*Exercise prompt*
Reproduce the listing below in full and without alteration, apart from its pictures.

[Stored data]
______________________________

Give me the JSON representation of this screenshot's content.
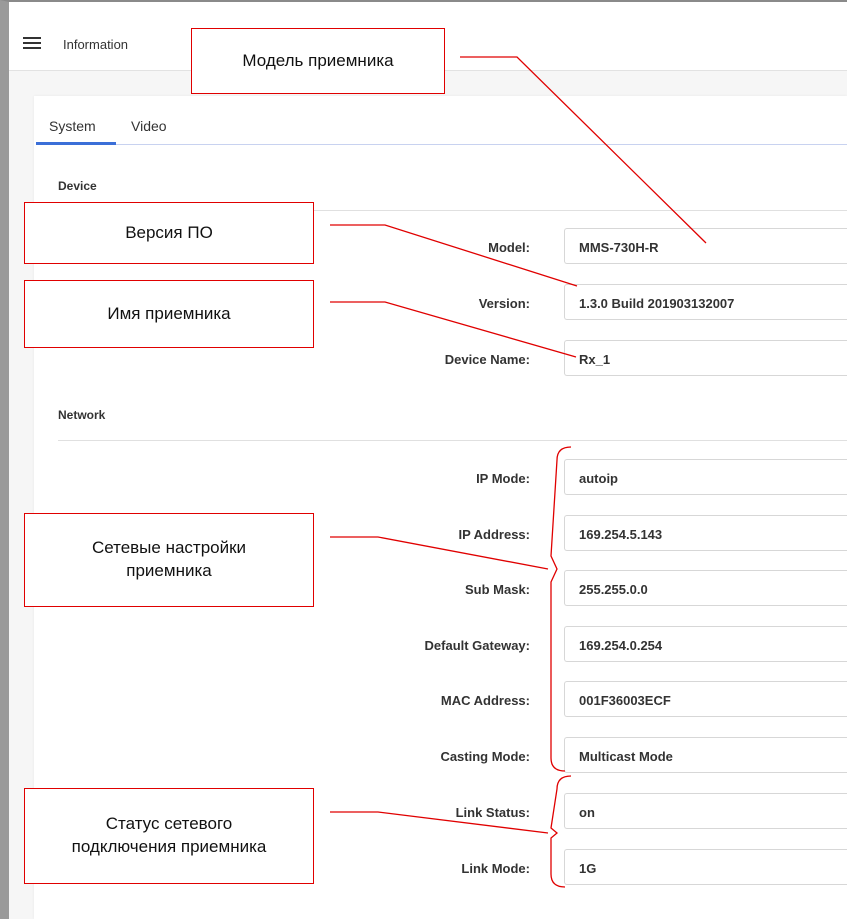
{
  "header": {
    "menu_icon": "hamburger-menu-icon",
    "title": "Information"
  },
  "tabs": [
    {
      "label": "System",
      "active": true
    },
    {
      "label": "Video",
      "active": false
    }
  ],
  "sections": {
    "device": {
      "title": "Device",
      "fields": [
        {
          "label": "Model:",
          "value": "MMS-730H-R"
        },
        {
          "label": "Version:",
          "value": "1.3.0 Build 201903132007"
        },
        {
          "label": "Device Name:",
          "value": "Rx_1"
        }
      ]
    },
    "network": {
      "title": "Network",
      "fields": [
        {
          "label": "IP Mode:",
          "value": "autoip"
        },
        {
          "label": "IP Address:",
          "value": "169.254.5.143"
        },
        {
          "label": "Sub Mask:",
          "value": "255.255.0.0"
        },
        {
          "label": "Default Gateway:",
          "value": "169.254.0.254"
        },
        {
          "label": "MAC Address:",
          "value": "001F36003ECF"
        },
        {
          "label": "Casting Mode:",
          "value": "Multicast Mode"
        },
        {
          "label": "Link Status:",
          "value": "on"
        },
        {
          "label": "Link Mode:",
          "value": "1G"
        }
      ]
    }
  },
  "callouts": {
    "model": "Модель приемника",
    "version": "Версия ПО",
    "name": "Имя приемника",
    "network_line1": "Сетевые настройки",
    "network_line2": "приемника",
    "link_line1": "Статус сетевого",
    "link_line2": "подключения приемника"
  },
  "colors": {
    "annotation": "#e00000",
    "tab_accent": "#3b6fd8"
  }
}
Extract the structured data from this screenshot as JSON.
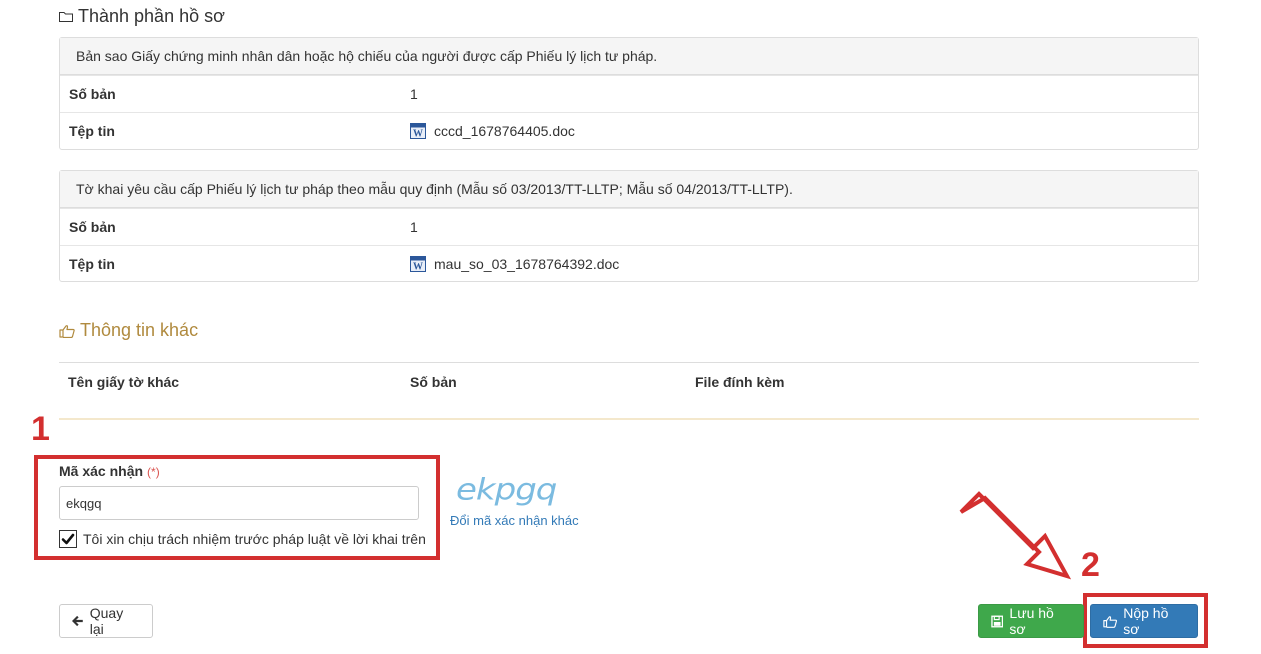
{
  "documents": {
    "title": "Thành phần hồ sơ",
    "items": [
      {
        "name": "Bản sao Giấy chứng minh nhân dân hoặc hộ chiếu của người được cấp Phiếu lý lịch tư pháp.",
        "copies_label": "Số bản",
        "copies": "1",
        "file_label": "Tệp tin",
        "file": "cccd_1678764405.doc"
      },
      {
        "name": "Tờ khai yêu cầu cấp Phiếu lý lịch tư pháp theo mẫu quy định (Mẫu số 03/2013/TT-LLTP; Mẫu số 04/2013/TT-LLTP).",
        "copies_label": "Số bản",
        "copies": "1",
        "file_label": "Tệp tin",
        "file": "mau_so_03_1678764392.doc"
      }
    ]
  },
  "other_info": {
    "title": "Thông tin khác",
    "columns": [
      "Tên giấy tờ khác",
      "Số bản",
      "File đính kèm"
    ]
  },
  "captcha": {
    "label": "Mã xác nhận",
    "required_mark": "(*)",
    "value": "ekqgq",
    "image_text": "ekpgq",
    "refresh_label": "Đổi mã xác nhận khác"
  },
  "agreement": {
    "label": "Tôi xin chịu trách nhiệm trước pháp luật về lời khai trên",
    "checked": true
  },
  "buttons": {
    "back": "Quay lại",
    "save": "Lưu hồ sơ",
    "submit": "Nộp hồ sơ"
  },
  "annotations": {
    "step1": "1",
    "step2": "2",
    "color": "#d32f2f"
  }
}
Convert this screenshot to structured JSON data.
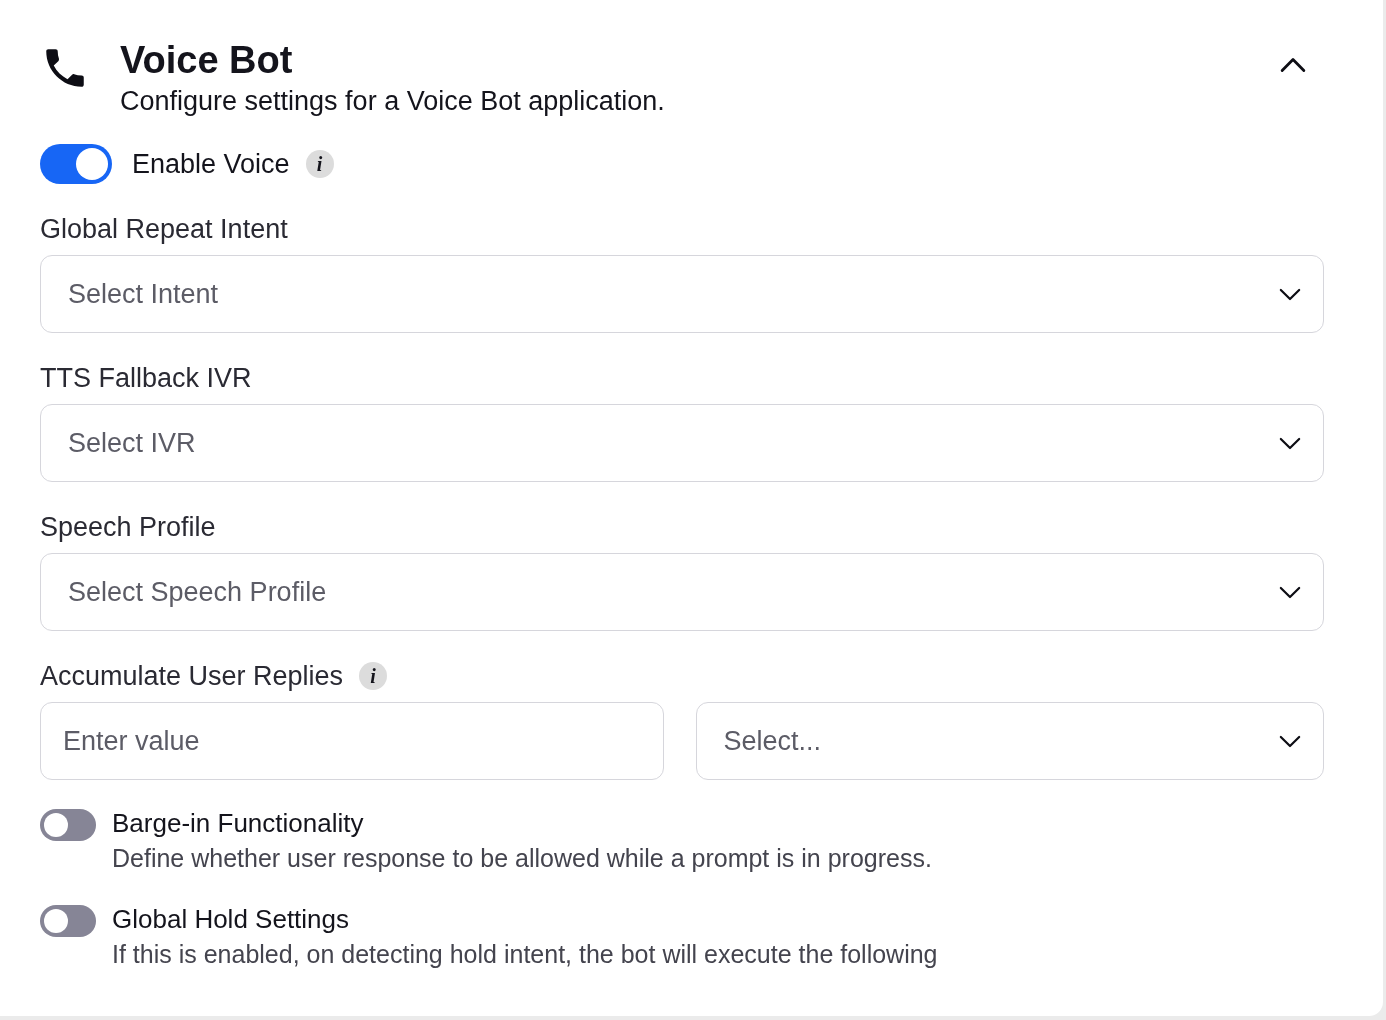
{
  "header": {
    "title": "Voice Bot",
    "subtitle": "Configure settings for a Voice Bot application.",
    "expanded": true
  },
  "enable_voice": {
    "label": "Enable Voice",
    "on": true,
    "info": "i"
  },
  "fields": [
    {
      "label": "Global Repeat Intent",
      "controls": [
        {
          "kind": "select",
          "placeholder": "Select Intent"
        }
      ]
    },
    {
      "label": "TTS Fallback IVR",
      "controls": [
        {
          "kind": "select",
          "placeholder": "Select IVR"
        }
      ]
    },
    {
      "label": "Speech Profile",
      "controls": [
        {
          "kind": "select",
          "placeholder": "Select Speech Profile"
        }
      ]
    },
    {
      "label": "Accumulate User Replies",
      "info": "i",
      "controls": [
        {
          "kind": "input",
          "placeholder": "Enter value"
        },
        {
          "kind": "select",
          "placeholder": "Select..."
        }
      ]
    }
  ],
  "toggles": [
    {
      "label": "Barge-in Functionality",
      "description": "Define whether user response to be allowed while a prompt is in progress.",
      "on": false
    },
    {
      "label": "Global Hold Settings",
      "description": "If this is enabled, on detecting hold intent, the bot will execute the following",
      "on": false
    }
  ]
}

______________________________

*Output for this exercise*
Give me the JSON representation of this screenshot's content.
{
  "header": {
    "menu_icon": "hamburger-menu-icon",
    "title": "Information"
  },
  "tabs": [
    {
      "label": "System",
      "active": true
    },
    {
      "label": "Video",
      "active": false
    }
  ],
  "sections": {
    "device": {
      "title": "Device",
      "fields": [
        {
          "label": "Model:",
          "value": "MMS-730H-R"
        },
        {
          "label": "Version:",
          "value": "1.3.0 Build 201903132007"
        },
        {
          "label": "Device Name:",
          "value": "Rx_1"
        }
      ]
    },
    "network": {
      "title": "Network",
      "fields": [
        {
          "label": "IP Mode:",
          "value": "autoip"
        },
        {
          "label": "IP Address:",
          "value": "169.254.5.143"
        },
        {
          "label": "Sub Mask:",
          "value": "255.255.0.0"
        },
        {
          "label": "Default Gateway:",
          "value": "169.254.0.254"
        },
        {
          "label": "MAC Address:",
          "value": "001F36003ECF"
        },
        {
          "label": "Casting Mode:",
          "value": "Multicast Mode"
        },
        {
          "label": "Link Status:",
          "value": "on"
        },
        {
          "label": "Link Mode:",
          "value": "1G"
        }
      ]
    }
  },
  "callouts": {
    "model": "Модель приемника",
    "version": "Версия ПО",
    "name": "Имя приемника",
    "network_line1": "Сетевые настройки",
    "network_line2": "приемника",
    "link_line1": "Статус сетевого",
    "link_line2": "подключения приемника"
  },
  "colors": {
    "annotation": "#e00000",
    "tab_accent": "#3b6fd8"
  }
}
Extract the structured data from this screenshot as JSON.
{
  "documents": {
    "title": "Thành phần hồ sơ",
    "items": [
      {
        "name": "Bản sao Giấy chứng minh nhân dân hoặc hộ chiếu của người được cấp Phiếu lý lịch tư pháp.",
        "copies_label": "Số bản",
        "copies": "1",
        "file_label": "Tệp tin",
        "file": "cccd_1678764405.doc"
      },
      {
        "name": "Tờ khai yêu cầu cấp Phiếu lý lịch tư pháp theo mẫu quy định (Mẫu số 03/2013/TT-LLTP; Mẫu số 04/2013/TT-LLTP).",
        "copies_label": "Số bản",
        "copies": "1",
        "file_label": "Tệp tin",
        "file": "mau_so_03_1678764392.doc"
      }
    ]
  },
  "other_info": {
    "title": "Thông tin khác",
    "columns": [
      "Tên giấy tờ khác",
      "Số bản",
      "File đính kèm"
    ]
  },
  "captcha": {
    "label": "Mã xác nhận",
    "required_mark": "(*)",
    "value": "ekqgq",
    "image_text": "ekpgq",
    "refresh_label": "Đổi mã xác nhận khác"
  },
  "agreement": {
    "label": "Tôi xin chịu trách nhiệm trước pháp luật về lời khai trên",
    "checked": true
  },
  "buttons": {
    "back": "Quay lại",
    "save": "Lưu hồ sơ",
    "submit": "Nộp hồ sơ"
  },
  "annotations": {
    "step1": "1",
    "step2": "2",
    "color": "#d32f2f"
  }
}
Convert this screenshot to structured JSON data.
{
  "header": {
    "title": "Voice Bot",
    "subtitle": "Configure settings for a Voice Bot application.",
    "expanded": true
  },
  "enable_voice": {
    "label": "Enable Voice",
    "on": true,
    "info": "i"
  },
  "fields": [
    {
      "label": "Global Repeat Intent",
      "controls": [
        {
          "kind": "select",
          "placeholder": "Select Intent"
        }
      ]
    },
    {
      "label": "TTS Fallback IVR",
      "controls": [
        {
          "kind": "select",
          "placeholder": "Select IVR"
        }
      ]
    },
    {
      "label": "Speech Profile",
      "controls": [
        {
          "kind": "select",
          "placeholder": "Select Speech Profile"
        }
      ]
    },
    {
      "label": "Accumulate User Replies",
      "info": "i",
      "controls": [
        {
          "kind": "input",
          "placeholder": "Enter value"
        },
        {
          "kind": "select",
          "placeholder": "Select..."
        }
      ]
    }
  ],
  "toggles": [
    {
      "label": "Barge-in Functionality",
      "description": "Define whether user response to be allowed while a prompt is in progress.",
      "on": false
    },
    {
      "label": "Global Hold Settings",
      "description": "If this is enabled, on detecting hold intent, the bot will execute the following",
      "on": false
    }
  ]
}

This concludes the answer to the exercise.